**TEXT SHOWN:**
● ● ● ●

The Classics of Horror #16 – Misery (1990)

Legend says that Stephen King, dissatisfied by his latest adaptations, asked Rob Reiner to work on the transposition of his novel Misery (1987) to film.

The director behind the awesome Stand by me (1986) agreed to work on a King’s source material once again. As a result, Misery (the movie) came out in 1990, starring Kathy Bates and James Caan.

Winning an award to Bates for best actress in a leading role, Misery probably deserved even more. I’m so in love with this movie!

Partly, it’s because the type of movies revolving around a few characters locked up somewhere (à la 12 Angry Men, 1957) have always had a special place in my heart. With very little to work with, this formula exploits its potential as a character study, which is something I always found mesmerising, as a cinephile.

What kind of ‘secluded’ situation are we dealing with in Misery, then? Basically, famous writer Paul Sheldon (James Caan) has just finished its latest novel about (you guessed it) Misery. She’s a character he built his career around but decided to kill off to move on as a writer. Driving back home after finishing said book, Paul ends up having a car accident due to a snowstorm.

Paul and his only copy of the manuscript get saved by a nurse, Annie Wilkes (Kathy Bates). Good for him. Or maybe not?

In fact, quite soon after Paul is taken to Annie’s isolated house, he notices something is off with the nurse, who claims to be “her biggest fan” and, perhaps, is a bit overly obsessed with him and the character of Misery.

● ● ● ●

**GIVEN DATA:**
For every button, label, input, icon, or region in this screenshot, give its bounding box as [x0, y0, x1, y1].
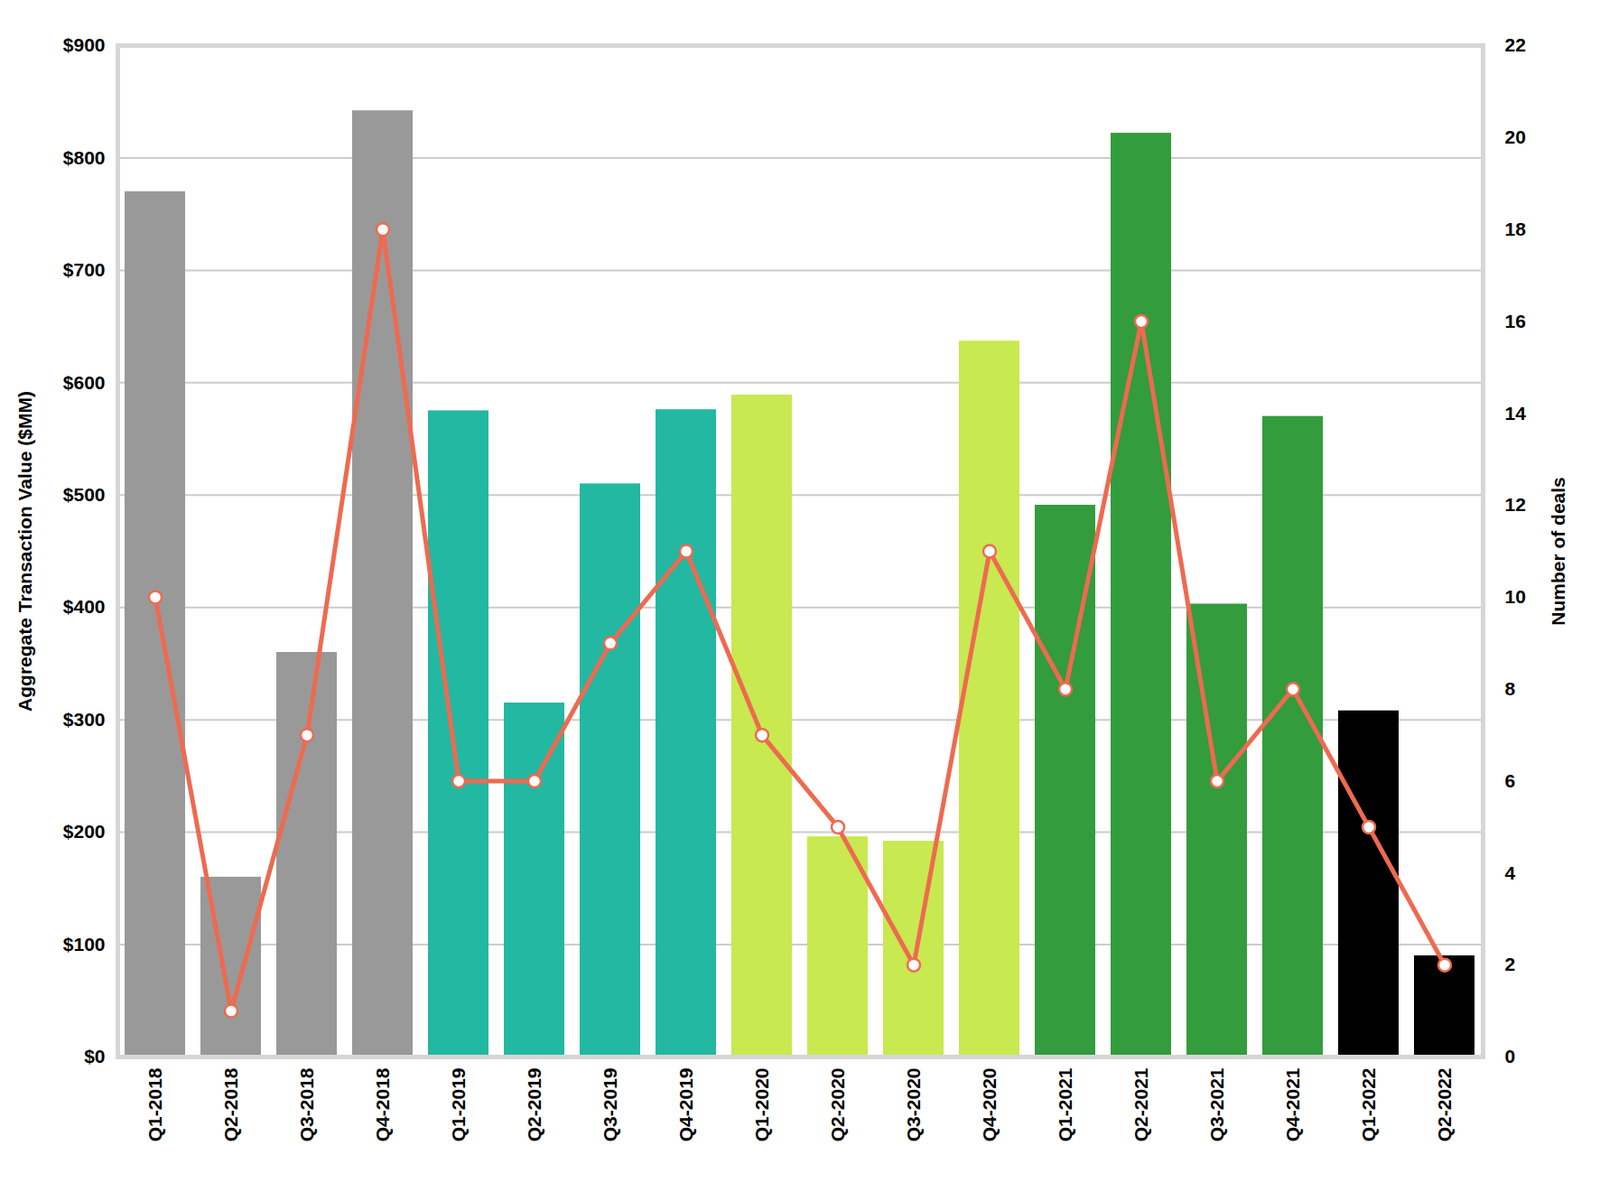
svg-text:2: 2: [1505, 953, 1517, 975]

● ● ● ●

**WHAT THIS EXERCISE ASKS:**
1. Duplicate a passage of the Misery review, beginning at the words that have "Legend says that" and stopping after "and James Caan.".
2. In the Misery review, what causes Paul Sheldon's car accident?
3. Carry on the review of the film Misery from the point where it stops.

**ANSWERS FOR THIS EXERCISE:**
1.
Legend says that Stephen King, dissatisfied by his latest adaptations, asked Rob Reiner to work on the transposition of his novel Misery (1987) to film.

The director behind the awesome Stand by me (1986) agreed to work on a King’s source material once again. As a result, Misery (the movie) came out in 1990, starring Kathy Bates and James Caan.

2. A snowstorm.

3.
From now on, the audience is gripped to a story which sees an immobilised Paul (with his legs broken and in rather bad conditions) trying to escape his host, while Annie pushes him to rewrite his latest novel and make it more ‘Misery friendly’.

Misery is, clearly, a character driven horror/drama/thriller, I’d say. Good for us, the performances by the two leads are great.

Misery 1Kathy Bates, in the role that made her famous, is just fantastic: she ranges from being creepily sweet and caring to going bad shit insane and violent. For instance, when Caan realises her madness for the first time, the sequence is handled so well by Bates’ performance. The way she gestures and speaks, coming up with the most ridiculous ways to cover her swearing, is just terrific. Impressively enough, from that first insanity moment on her acting improves and every time I watch this movie, I don’t see Kathy Bates on screen: I see freaking Annie Wilkes.

Not to be overlooked though, is James Caan’s performance. To begin with, he mostly only had his facial expressions to rely on and still manages to be extremely believable and compelling. Also, at certain points in the film, his character needs to pretend to have different feelings: do you have any idea how hard it is to be a character within a character? Yes, Bates steals the show, but Caan at his best was also a delight to look at.

Misery 2.pngYet, there is a subplot involving two other characters (a sheriff and his wife) that both links the story together and introduces us these amazing people, a likable and funny old couple. I love the sheriff, he’s so genuine and quotable: “Virginia, when we are in the car you’re not my wife; you’re my deputy!”. Great stuff!

Again, the direction of Rob Reiner is spotless: the whole movie has an incredible, somewhat nostalgic vibe that makes everything so intriguing, even the scenes that could have become dull. The set design is, also, amazing: everything looks lived-in and realistic. The camera-work even manages to create some great sequences and peeps to the action from uneven angles.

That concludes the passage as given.